What to do → Find every line in the records that holds the string "School". Copy each one.

Recorded data →
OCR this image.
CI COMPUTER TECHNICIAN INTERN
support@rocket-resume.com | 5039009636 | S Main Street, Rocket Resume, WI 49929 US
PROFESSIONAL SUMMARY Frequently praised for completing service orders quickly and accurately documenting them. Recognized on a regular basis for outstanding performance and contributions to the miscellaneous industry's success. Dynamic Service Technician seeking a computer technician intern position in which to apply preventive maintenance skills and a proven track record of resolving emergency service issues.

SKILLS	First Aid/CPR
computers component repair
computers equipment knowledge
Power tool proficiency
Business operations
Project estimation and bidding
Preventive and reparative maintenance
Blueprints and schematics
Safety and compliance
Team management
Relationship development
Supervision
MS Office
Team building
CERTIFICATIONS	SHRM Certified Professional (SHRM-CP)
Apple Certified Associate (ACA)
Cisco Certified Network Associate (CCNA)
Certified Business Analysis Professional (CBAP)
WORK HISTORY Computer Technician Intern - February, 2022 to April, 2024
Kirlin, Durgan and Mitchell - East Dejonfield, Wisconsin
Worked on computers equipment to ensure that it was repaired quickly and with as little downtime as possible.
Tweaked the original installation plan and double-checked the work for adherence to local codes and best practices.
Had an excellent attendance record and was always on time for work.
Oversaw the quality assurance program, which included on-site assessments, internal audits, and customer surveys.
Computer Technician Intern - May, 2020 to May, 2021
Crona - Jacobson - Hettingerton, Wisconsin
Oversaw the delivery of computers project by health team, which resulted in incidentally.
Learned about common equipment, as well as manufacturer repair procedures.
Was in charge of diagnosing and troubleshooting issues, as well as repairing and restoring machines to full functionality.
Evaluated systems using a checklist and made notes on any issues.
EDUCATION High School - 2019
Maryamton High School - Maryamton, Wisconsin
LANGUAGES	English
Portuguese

Response to this exercise →
EDUCATION High School - 2019
Maryamton High School - Maryamton, Wisconsin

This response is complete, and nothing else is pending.